▶ _INPUT_
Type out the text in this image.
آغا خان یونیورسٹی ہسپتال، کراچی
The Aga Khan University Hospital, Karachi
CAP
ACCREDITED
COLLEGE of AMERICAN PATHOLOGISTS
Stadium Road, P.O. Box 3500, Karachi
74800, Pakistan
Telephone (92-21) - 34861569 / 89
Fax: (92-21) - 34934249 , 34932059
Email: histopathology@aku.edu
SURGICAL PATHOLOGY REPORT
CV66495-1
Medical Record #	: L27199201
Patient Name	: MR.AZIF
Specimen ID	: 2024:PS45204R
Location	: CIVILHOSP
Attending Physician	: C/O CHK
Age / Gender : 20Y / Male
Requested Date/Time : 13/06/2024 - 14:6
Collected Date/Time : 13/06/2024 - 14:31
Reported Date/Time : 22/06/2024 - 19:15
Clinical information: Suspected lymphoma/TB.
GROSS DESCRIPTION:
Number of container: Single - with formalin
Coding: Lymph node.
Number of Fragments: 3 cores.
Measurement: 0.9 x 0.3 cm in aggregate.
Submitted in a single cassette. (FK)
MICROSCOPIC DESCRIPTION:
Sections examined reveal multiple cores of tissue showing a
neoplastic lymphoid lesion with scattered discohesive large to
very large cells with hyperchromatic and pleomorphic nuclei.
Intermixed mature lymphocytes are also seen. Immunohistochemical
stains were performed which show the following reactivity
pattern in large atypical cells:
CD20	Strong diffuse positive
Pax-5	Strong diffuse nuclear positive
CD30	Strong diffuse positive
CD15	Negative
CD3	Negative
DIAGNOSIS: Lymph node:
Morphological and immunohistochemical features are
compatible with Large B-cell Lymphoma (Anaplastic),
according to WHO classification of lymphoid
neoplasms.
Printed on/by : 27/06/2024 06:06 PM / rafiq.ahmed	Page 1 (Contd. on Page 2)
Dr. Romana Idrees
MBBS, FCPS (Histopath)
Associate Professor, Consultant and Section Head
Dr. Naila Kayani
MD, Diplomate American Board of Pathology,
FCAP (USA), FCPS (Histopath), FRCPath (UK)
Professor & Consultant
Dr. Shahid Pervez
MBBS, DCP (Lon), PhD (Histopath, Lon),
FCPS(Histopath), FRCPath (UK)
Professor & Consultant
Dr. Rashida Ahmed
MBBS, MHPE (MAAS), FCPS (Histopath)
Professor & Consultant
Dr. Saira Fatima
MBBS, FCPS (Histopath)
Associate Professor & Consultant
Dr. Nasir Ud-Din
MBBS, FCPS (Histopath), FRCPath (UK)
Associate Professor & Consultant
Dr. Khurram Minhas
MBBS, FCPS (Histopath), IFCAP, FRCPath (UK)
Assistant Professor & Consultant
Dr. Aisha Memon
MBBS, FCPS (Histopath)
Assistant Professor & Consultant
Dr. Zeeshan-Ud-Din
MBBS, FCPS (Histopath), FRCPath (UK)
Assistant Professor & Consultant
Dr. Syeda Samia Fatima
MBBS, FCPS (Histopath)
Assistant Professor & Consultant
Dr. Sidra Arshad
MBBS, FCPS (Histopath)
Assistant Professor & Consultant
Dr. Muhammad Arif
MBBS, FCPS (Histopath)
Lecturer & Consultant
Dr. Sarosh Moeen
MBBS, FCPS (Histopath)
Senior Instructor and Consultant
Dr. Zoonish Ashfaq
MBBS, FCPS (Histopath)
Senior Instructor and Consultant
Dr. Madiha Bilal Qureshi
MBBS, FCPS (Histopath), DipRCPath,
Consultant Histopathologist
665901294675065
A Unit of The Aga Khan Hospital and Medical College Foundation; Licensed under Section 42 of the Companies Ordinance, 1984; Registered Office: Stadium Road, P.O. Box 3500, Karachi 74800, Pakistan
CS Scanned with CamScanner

▶ _WORK INSTRUCTION_
Look over the entries above. Copy every line that contains the word "Time".

▶ _EXPECTED ANSWER_
Requested Date/Time : 13/06/2024 - 14:6
Collected Date/Time : 13/06/2024 - 14:31
Reported Date/Time : 22/06/2024 - 19:15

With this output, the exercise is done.